● Page text:
——

  4. Time Machine! It has made backups something I don’t even think about.

    After Christmas I will be adding a second drive which I will bring off site after backups. The goal being a monthly offsite backup.

  5. On my server (hoyty.com) I have RAID1 boot and storage drives. One is 150 GB Raptors and the other 1 TB WD Green drives. I then have a USB/eSATA encolsure to back those two up to a 1.5 TB Seagate. I then use Complete PC backup in Server 2008 and Vista to create recovery .vhd files in case of catastrophic failure. I still don’t have off site but I keep getting better.

  6. I use Time Machine and then make weekly backups using SuperDuper to an external drive that’s encrypted and I keep at work (for an offsite backup).

  7. A few months ago, I realized that my data are far more valuable than the computers. A computer can be replaced but personal and financial data may be impossible to replace. Now, there are three kinds of risks: theft, fire/natural disasters, and computer failure. RAID is great but it only protects you against computer failure. If you want to protect against all cases, you need offsite backup.
——
● The task: Summarize the text about backups in three sentences. Use only the text about backups to complete the work.
——
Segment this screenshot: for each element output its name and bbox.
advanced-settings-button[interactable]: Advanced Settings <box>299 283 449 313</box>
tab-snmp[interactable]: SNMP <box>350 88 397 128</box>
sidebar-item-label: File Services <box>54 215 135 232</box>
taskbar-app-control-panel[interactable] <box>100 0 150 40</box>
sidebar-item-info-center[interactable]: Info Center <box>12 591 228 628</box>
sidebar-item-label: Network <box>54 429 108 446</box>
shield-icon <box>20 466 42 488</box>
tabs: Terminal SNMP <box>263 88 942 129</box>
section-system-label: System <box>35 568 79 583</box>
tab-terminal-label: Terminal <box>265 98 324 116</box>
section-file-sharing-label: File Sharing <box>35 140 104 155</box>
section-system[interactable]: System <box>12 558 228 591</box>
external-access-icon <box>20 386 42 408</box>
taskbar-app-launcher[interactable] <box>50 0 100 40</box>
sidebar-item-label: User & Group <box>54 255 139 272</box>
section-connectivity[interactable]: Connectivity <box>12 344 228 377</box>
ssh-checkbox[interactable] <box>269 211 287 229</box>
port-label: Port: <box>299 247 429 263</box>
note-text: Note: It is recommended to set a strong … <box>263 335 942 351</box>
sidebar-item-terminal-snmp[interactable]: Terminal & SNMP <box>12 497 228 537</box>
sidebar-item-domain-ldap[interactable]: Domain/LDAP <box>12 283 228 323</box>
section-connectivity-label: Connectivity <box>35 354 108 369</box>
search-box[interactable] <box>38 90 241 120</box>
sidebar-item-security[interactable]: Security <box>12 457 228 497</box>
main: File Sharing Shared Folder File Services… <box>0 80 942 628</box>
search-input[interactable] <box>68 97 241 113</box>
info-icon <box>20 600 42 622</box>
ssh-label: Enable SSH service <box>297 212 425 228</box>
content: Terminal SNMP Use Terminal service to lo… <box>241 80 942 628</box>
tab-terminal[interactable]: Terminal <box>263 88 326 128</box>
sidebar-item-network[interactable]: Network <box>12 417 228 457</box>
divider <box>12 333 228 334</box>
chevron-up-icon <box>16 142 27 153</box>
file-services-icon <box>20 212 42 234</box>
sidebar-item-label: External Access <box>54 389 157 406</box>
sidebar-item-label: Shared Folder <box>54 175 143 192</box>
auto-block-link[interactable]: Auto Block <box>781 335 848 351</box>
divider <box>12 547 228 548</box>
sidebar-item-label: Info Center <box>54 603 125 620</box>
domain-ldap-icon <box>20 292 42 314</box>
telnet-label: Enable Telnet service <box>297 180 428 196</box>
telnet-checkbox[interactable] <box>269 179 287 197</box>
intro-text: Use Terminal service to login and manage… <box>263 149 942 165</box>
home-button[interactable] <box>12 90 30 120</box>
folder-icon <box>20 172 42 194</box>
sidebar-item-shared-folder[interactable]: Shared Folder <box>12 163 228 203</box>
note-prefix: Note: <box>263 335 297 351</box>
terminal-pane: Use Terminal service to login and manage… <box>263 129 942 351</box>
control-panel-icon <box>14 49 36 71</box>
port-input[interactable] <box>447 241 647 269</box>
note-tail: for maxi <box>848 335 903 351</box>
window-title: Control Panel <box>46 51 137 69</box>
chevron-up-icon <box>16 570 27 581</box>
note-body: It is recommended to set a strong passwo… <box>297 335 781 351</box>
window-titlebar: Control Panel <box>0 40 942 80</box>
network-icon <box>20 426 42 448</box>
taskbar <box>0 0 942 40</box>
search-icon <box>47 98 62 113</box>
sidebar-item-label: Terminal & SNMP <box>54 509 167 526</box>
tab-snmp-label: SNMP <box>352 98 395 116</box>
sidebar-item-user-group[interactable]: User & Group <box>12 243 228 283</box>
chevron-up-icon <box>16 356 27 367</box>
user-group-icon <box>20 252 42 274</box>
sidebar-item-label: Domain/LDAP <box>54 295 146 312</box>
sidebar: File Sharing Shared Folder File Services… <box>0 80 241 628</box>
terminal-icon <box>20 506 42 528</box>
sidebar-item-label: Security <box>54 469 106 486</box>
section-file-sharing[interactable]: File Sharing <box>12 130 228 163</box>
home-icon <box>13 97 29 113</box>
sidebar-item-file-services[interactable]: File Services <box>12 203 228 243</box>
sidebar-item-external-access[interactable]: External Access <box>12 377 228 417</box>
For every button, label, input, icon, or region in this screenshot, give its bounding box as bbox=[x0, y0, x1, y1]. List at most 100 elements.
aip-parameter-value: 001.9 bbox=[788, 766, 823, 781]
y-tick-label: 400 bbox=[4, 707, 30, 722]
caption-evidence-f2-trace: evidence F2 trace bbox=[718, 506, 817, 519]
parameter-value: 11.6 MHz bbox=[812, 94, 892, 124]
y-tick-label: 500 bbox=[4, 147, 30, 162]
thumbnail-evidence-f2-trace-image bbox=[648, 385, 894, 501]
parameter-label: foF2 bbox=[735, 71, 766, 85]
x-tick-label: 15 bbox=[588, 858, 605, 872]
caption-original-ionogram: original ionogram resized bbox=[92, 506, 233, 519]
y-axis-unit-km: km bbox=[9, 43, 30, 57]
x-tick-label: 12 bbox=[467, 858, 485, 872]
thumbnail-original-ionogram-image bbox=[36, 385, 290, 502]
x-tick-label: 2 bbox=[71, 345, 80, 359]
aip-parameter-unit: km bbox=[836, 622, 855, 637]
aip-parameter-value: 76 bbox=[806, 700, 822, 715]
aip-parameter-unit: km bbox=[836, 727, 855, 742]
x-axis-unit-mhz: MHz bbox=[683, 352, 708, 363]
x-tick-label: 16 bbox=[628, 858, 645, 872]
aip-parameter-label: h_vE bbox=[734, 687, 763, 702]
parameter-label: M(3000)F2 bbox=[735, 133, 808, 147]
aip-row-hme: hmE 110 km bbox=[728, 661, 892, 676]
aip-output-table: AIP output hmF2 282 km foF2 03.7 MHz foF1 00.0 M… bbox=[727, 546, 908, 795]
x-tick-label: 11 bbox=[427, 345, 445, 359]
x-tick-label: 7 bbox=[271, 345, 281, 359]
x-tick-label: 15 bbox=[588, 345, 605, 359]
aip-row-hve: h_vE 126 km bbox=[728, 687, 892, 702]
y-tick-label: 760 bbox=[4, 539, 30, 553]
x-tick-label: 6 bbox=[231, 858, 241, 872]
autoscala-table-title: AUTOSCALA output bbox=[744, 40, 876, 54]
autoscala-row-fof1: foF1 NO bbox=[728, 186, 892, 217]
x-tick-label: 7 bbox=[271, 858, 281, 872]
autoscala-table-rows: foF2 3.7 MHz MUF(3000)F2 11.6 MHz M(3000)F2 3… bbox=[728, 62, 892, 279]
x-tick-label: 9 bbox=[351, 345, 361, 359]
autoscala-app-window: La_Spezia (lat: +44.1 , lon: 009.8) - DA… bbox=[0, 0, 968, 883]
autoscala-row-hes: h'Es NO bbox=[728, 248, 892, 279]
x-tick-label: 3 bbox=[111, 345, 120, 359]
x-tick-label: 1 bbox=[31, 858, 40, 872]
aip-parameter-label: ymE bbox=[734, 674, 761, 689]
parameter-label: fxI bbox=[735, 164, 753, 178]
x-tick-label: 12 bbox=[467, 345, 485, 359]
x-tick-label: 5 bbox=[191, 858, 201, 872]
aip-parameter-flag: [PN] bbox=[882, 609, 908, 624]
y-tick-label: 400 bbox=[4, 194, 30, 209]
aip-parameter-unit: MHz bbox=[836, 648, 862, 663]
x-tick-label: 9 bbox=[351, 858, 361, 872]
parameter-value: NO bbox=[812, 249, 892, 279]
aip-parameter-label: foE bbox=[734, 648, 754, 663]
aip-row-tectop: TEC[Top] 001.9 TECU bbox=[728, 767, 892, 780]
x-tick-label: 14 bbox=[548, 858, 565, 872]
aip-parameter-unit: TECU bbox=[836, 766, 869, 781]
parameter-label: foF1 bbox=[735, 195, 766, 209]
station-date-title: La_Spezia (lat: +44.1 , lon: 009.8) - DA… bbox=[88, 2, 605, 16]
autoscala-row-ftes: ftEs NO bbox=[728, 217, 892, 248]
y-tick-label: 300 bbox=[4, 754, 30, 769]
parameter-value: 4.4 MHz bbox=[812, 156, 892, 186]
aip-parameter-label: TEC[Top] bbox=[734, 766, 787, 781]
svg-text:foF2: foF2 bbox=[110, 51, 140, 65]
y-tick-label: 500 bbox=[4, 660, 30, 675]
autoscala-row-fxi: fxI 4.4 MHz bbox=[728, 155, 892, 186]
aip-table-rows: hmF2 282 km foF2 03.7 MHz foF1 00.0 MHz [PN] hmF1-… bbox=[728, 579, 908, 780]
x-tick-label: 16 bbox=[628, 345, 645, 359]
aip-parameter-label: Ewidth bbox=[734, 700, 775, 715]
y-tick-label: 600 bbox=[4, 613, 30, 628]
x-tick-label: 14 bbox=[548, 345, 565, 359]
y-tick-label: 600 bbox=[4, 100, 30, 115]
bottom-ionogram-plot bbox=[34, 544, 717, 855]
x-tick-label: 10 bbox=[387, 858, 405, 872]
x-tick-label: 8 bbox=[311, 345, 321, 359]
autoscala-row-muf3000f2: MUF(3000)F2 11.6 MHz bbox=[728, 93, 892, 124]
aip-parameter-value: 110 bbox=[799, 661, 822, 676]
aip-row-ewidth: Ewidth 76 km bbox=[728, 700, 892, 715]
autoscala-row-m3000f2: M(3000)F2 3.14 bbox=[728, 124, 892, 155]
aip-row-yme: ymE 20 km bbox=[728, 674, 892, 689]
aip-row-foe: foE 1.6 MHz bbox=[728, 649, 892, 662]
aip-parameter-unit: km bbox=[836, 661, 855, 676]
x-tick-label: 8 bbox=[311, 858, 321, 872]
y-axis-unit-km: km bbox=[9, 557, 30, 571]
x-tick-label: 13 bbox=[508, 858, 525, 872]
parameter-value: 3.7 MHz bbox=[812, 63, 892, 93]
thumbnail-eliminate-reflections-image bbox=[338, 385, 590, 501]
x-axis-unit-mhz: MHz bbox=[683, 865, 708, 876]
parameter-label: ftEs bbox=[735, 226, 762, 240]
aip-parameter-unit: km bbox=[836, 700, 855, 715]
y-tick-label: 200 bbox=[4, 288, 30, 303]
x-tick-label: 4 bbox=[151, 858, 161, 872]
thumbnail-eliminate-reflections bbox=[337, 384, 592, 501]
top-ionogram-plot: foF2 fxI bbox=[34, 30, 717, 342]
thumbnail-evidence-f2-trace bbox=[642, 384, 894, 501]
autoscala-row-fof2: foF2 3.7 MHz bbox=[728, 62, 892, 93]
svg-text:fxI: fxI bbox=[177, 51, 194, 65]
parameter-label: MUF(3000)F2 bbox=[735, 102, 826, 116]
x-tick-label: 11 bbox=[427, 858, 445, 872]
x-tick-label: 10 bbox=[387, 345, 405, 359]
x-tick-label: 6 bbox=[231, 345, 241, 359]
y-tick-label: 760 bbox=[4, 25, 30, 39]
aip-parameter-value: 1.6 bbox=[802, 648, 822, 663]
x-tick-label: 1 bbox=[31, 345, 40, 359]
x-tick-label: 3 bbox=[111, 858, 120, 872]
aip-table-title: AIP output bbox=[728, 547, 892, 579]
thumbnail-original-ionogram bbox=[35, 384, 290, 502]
——
● Solution to this problem: One writer relies on Time Machine and plans to add a second drive that will be taken off site after backups, aiming for a monthly offsite backup. Another runs RAID1 drives on a server, backs them up to a 1.5 TB Seagate, and uses Complete PC backup to create recovery .vhd files, but still has no off-site copy. A third pairs Time Machine with weekly encrypted SuperDuper backups kept at work, and a fourth argues that because RAID protects only against computer failure, offsite backup is needed to guard against theft and fire or natural disasters as well.